+++ DOCUMENT SECTION

NT’s warrior woman Jacinta Price takes her shot

Chris Kenny
The racism of lower expectations will not be embraced, ever, by Jacinta Price and her clan. Picture: Kevin Farmer
The racism of lower expectations will not be embraced, ever, by Jacinta Price and her clan. Picture: Kevin Farmer

Politics is a ruthless business, yet even with the limited number of seats in federal parliament, many of them are wasted.

Given there are only 151 seats in the House of Representatives and 76 in the Senate, and the current full ministry includes 42 members, then pretty much anyone elected to the federal parliament needs to be a frontbench contender.

If you or your supporters do not believe you have the talent, drive and capability to achieve, and successfully run, a ministry, then we might wonder what you are doing there. Sure, plenty will fall short, for all kinds of reasons, but surely no one deserves to be there, at least in a safe seat, if such a job is beyond their aspirations or capabilities.

We can broadly categorise politicians into four types. But there is a catch in this informal taxonomy.

The local mayor type – or “good local member” – know their patch and the grassroots issues, developing a strong local following that is particularly important in holding marginal seats.

The policy wonks are the politicians who do the intellectual work, getting on top of issues, consulting, and writing up ideas and programs to help their party and, hopefully, the country.

The factional player or powerbroker is the politician who works their internal organisation assiduously to make sure the right people and policies have the numbers in various forums.

Finally, there are those we hear most from, the pollies who articulate and advocate their party’s positions, craving and demanding media attention, exposing their opponents relentlessly in public debate – the political warriors.

++++++
+++ RECORDS

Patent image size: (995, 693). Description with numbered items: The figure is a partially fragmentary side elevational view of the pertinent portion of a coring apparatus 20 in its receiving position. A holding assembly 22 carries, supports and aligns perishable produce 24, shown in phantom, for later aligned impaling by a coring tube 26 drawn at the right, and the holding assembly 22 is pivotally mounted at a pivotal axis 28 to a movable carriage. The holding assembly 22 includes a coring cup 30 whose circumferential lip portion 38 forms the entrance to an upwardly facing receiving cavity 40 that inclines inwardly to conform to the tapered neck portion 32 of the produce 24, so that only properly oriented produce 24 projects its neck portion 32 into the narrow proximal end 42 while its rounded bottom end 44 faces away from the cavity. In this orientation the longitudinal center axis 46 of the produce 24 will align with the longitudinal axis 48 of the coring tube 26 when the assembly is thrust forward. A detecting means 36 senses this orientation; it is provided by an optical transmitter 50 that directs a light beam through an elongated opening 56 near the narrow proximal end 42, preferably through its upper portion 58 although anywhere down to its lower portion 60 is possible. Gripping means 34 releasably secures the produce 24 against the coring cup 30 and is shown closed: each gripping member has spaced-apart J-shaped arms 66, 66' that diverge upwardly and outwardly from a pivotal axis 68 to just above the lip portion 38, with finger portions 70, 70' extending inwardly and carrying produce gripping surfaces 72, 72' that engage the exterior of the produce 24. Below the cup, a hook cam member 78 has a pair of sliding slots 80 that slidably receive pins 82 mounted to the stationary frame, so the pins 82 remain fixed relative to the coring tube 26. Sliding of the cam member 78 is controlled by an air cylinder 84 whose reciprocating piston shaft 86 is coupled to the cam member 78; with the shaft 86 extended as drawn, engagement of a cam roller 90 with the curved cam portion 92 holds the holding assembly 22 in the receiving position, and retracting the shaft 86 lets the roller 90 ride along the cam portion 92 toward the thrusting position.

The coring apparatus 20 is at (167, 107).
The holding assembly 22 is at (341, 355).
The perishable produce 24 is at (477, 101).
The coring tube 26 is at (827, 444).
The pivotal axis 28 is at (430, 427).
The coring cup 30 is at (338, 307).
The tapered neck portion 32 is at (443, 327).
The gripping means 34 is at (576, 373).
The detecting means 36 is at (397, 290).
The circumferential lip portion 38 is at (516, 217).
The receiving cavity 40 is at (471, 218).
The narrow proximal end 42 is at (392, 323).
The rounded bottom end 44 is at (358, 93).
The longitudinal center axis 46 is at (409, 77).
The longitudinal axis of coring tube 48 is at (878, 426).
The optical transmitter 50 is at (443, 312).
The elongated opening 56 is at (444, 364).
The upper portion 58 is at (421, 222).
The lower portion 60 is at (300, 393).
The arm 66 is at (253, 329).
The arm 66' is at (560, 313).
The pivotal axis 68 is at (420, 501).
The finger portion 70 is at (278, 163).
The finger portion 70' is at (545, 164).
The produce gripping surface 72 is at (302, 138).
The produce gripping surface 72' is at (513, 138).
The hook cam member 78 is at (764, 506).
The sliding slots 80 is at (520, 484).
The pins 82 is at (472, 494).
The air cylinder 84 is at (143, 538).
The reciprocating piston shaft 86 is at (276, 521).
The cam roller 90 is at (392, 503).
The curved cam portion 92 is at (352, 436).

++++++

**EXERCISE TASKS**
- 1) In the column about Jacinta Price, how many members does the current full ministry include?
- 2) Carry on the column about Jacinta Price, starting after its final sentence.
The records come from a source unrelated to the text.

**ANSWERS FOR THE TASKS**
- 1) 42 members.

- 2)
Price ran for the CLP in the Labor-held seat of Lingiari in 2019. Picture: Chloe Elrich
Price ran for the CLP in the Labor-held seat of Lingiari in 2019. Picture: Chloe Elrich

The catch to all this is that it is not good enough to be just one type. The ideal politician is made up of all four talents; these are not four options so much as four prerequisites for real leadership and success. If politicians are described primarily as belonging to any of the first three categories, it is really a way of saying they are weak in the other areas, and that they duck the challenge of public advocacy.

Political parties do not always select their representatives well. We keep hearing the slogan about how selections must be made on merit, but it does not always work out that way; too often the least important attribute to the public – the mastery of party machinations – is the deciding factor.

What parties most often lack, especially on the right of centre, are political warriors. Think of a Paul Keating and Bob Hawke – how many Labor politicians were elected and re-elected because of the barbs and bruises they were prepared to accept in public debate, and the work they put in to muster an armoury of arguments.

Think also of John Howard who, along with Peter Costello, Alexander Downer, Peter Reith, Tony Abbott and Philip Ruddock, was prepared to take on the carefully choreographed antipathy of the Canberra press gallery, the taxpayer-funded broadcasters and the labour movement, day after day for more than a decade.

Having worked for Downer for more than five years I learned the art of this relentless combat – it requires enormous stamina, attention to detail and courage. But the rewards are great.

If there isn't controversy, people 'aren't interested in the truth': Jacinta Price

Apart from winning and maintaining power, and enabling politicians to implement their agenda, this combative drive also drags a lot of others along for the ride. There are many politicians who do not lift their weight or risk the scars of battle – they are passengers in victories (and then, infuriatingly, often play to the gallery by criticising the apparently hard-nosed positions of the hardened advocates who got them there).

While there is a lot of talk about female quotas (and given politics is supposed to be representative, and given gender is the only physical difference that should matter in a practical and political sense, and given women have been under-represented, a female quota can work, even though it should not be necessary) the more pressing conversation ought to be about the quality of candidates.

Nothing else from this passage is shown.